Copy the data below exactly, omitting any picture it contains.
++++ DATA RECORDS
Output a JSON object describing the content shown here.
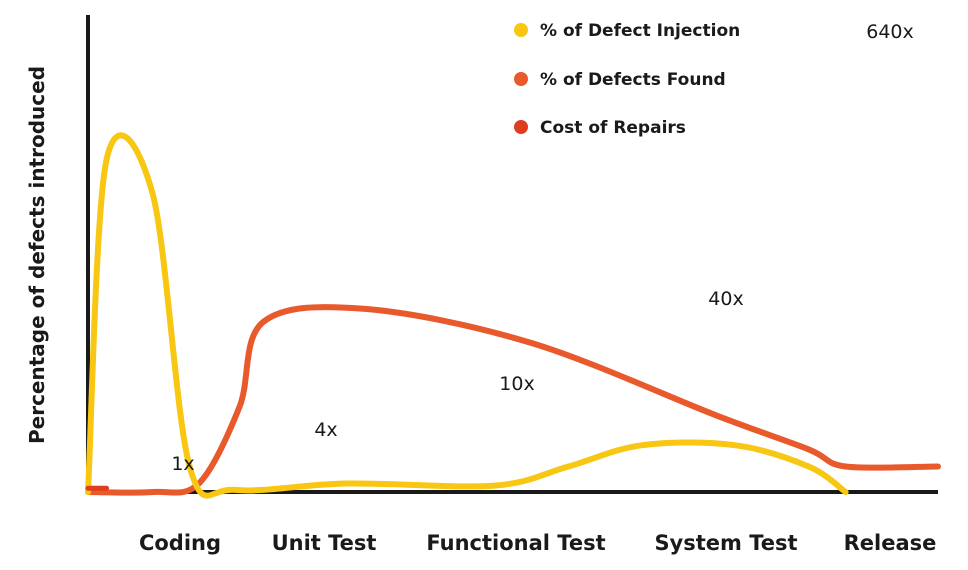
{
  "chart_data": {
    "type": "line",
    "title": "",
    "xlabel": "",
    "ylabel": "Percentage of defects introduced",
    "categories": [
      "Coding",
      "Unit Test",
      "Functional Test",
      "System Test",
      "Release"
    ],
    "series": [
      {
        "name": "% of Defect Injection",
        "color": "#f7c713",
        "points": [
          [
            0.0,
            0
          ],
          [
            0.1,
            78
          ],
          [
            0.35,
            70
          ],
          [
            0.55,
            6
          ],
          [
            0.8,
            0.5
          ],
          [
            1.4,
            2
          ],
          [
            2.2,
            1.5
          ],
          [
            2.6,
            6
          ],
          [
            3.0,
            11
          ],
          [
            3.5,
            11
          ],
          [
            3.9,
            6
          ],
          [
            4.1,
            0
          ]
        ]
      },
      {
        "name": "% of Defects Found",
        "color": "#e8592b",
        "points": [
          [
            0.0,
            0
          ],
          [
            0.35,
            0
          ],
          [
            0.6,
            2
          ],
          [
            0.82,
            20
          ],
          [
            0.95,
            40
          ],
          [
            1.5,
            43
          ],
          [
            2.4,
            35
          ],
          [
            3.4,
            18
          ],
          [
            3.9,
            10
          ],
          [
            4.1,
            6
          ],
          [
            4.6,
            6
          ]
        ]
      },
      {
        "name": "Cost of Repairs",
        "color": "#e03c1e",
        "points": [
          [
            0.0,
            0.9
          ],
          [
            0.1,
            0.9
          ]
        ]
      }
    ],
    "annotations": [
      "1x",
      "4x",
      "10x",
      "40x",
      "640x"
    ],
    "ylim": [
      0,
      105
    ],
    "xlim": [
      0,
      4.6
    ],
    "legend_position": "top-right"
  }
}
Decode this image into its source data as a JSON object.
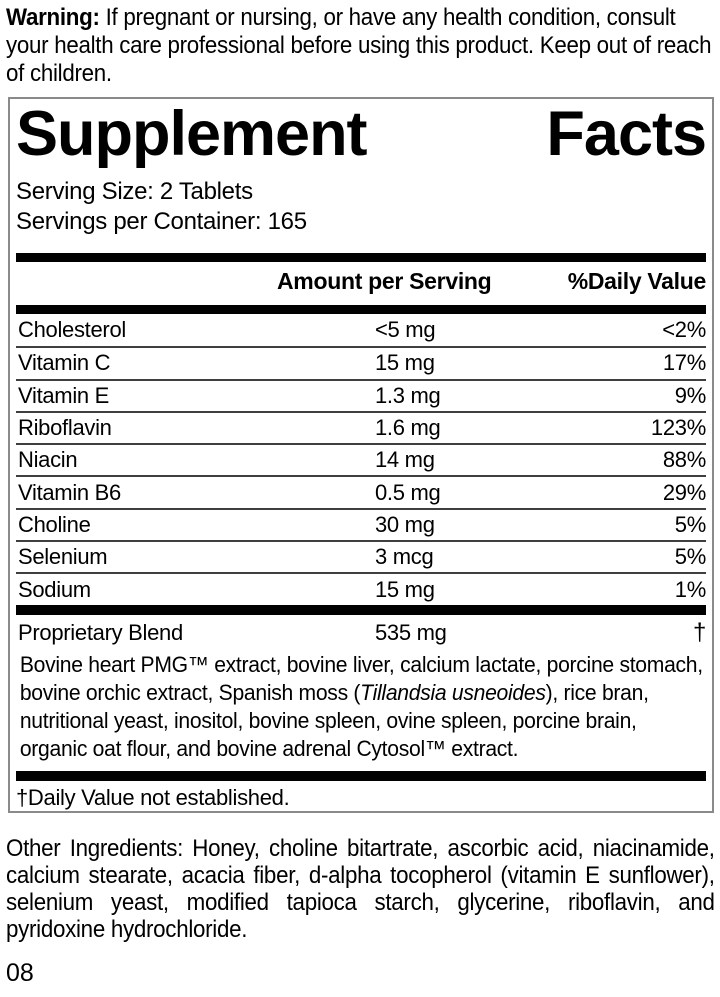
{
  "warning": {
    "label": "Warning:",
    "text": " If pregnant or nursing, or have any health condition, consult your health care professional before using this product. Keep out of reach of children."
  },
  "panel": {
    "title": "Supplement Facts",
    "serving_size": "Serving Size: 2 Tablets",
    "servings_per_container": "Servings per Container: 165",
    "header": {
      "amount": "Amount per Serving",
      "daily_value": "%Daily Value"
    },
    "rows": [
      {
        "name": "Cholesterol",
        "amount": "<5 mg",
        "dv": "<2%"
      },
      {
        "name": "Vitamin C",
        "amount": "15 mg",
        "dv": "17%"
      },
      {
        "name": "Vitamin E",
        "amount": "1.3 mg",
        "dv": "9%"
      },
      {
        "name": "Riboflavin",
        "amount": "1.6 mg",
        "dv": "123%"
      },
      {
        "name": "Niacin",
        "amount": "14 mg",
        "dv": "88%"
      },
      {
        "name": "Vitamin B6",
        "amount": "0.5 mg",
        "dv": "29%"
      },
      {
        "name": "Choline",
        "amount": "30 mg",
        "dv": "5%"
      },
      {
        "name": "Selenium",
        "amount": "3 mcg",
        "dv": "5%"
      },
      {
        "name": "Sodium",
        "amount": "15 mg",
        "dv": "1%"
      }
    ],
    "blend": {
      "name": "Proprietary Blend",
      "amount": "535 mg",
      "dv": "†",
      "description_before_italic": "Bovine heart PMG™ extract, bovine liver, calcium lactate, porcine stomach, bovine orchic extract, Spanish moss (",
      "description_italic": "Tillandsia usneoides",
      "description_after_italic": "), rice bran, nutritional yeast, inositol, bovine spleen, ovine spleen, porcine brain, organic oat flour, and bovine adrenal Cytosol™ extract."
    },
    "footnote": "†Daily Value not established."
  },
  "other_ingredients": "Other Ingredients: Honey, choline bitartrate, ascorbic acid, niacinamide, calcium stearate, acacia fiber, d-alpha tocopherol (vitamin E sunflower), selenium yeast, modified tapioca starch, glycerine, riboflavin, and pyridoxine hydrochloride.",
  "page_code": "08",
  "colors": {
    "text": "#000000",
    "panel_border": "#8a8a8a",
    "divider": "#3f3f3f",
    "bar": "#000000",
    "background": "#ffffff"
  }
}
++++++++
▶ PROBLEM SOLUTION
Output a JSON object describing the content shown here.
{
  "chart_data": {
    "type": "line",
    "title": "",
    "xlabel": "",
    "ylabel": "Percentage of defects introduced",
    "categories": [
      "Coding",
      "Unit Test",
      "Functional Test",
      "System Test",
      "Release"
    ],
    "series": [
      {
        "name": "% of Defect Injection",
        "color": "#f7c713",
        "points": [
          [
            0.0,
            0
          ],
          [
            0.1,
            78
          ],
          [
            0.35,
            70
          ],
          [
            0.55,
            6
          ],
          [
            0.8,
            0.5
          ],
          [
            1.4,
            2
          ],
          [
            2.2,
            1.5
          ],
          [
            2.6,
            6
          ],
          [
            3.0,
            11
          ],
          [
            3.5,
            11
          ],
          [
            3.9,
            6
          ],
          [
            4.1,
            0
          ]
        ]
      },
      {
        "name": "% of Defects Found",
        "color": "#e8592b",
        "points": [
          [
            0.0,
            0
          ],
          [
            0.35,
            0
          ],
          [
            0.6,
            2
          ],
          [
            0.82,
            20
          ],
          [
            0.95,
            40
          ],
          [
            1.5,
            43
          ],
          [
            2.4,
            35
          ],
          [
            3.4,
            18
          ],
          [
            3.9,
            10
          ],
          [
            4.1,
            6
          ],
          [
            4.6,
            6
          ]
        ]
      },
      {
        "name": "Cost of Repairs",
        "color": "#e03c1e",
        "points": [
          [
            0.0,
            0.9
          ],
          [
            0.1,
            0.9
          ]
        ]
      }
    ],
    "annotations": [
      "1x",
      "4x",
      "10x",
      "40x",
      "640x"
    ],
    "ylim": [
      0,
      105
    ],
    "xlim": [
      0,
      4.6
    ],
    "legend_position": "top-right"
  }
}
Decode this image into its source data as a JSON object.
{
  "warning": {
    "label": "Warning:",
    "text": " If pregnant or nursing, or have any health condition, consult your health care professional before using this product. Keep out of reach of children."
  },
  "panel": {
    "title": "Supplement Facts",
    "serving_size": "Serving Size: 2 Tablets",
    "servings_per_container": "Servings per Container: 165",
    "header": {
      "amount": "Amount per Serving",
      "daily_value": "%Daily Value"
    },
    "rows": [
      {
        "name": "Cholesterol",
        "amount": "<5 mg",
        "dv": "<2%"
      },
      {
        "name": "Vitamin C",
        "amount": "15 mg",
        "dv": "17%"
      },
      {
        "name": "Vitamin E",
        "amount": "1.3 mg",
        "dv": "9%"
      },
      {
        "name": "Riboflavin",
        "amount": "1.6 mg",
        "dv": "123%"
      },
      {
        "name": "Niacin",
        "amount": "14 mg",
        "dv": "88%"
      },
      {
        "name": "Vitamin B6",
        "amount": "0.5 mg",
        "dv": "29%"
      },
      {
        "name": "Choline",
        "amount": "30 mg",
        "dv": "5%"
      },
      {
        "name": "Selenium",
        "amount": "3 mcg",
        "dv": "5%"
      },
      {
        "name": "Sodium",
        "amount": "15 mg",
        "dv": "1%"
      }
    ],
    "blend": {
      "name": "Proprietary Blend",
      "amount": "535 mg",
      "dv": "†",
      "description_before_italic": "Bovine heart PMG™ extract, bovine liver, calcium lactate, porcine stomach, bovine orchic extract, Spanish moss (",
      "description_italic": "Tillandsia usneoides",
      "description_after_italic": "), rice bran, nutritional yeast, inositol, bovine spleen, ovine spleen, porcine brain, organic oat flour, and bovine adrenal Cytosol™ extract."
    },
    "footnote": "†Daily Value not established."
  },
  "other_ingredients": "Other Ingredients: Honey, choline bitartrate, ascorbic acid, niacinamide, calcium stearate, acacia fiber, d-alpha tocopherol (vitamin E sunflower), selenium yeast, modified tapioca starch, glycerine, riboflavin, and pyridoxine hydrochloride.",
  "page_code": "08",
  "colors": {
    "text": "#000000",
    "panel_border": "#8a8a8a",
    "divider": "#3f3f3f",
    "bar": "#000000",
    "background": "#ffffff"
  }
}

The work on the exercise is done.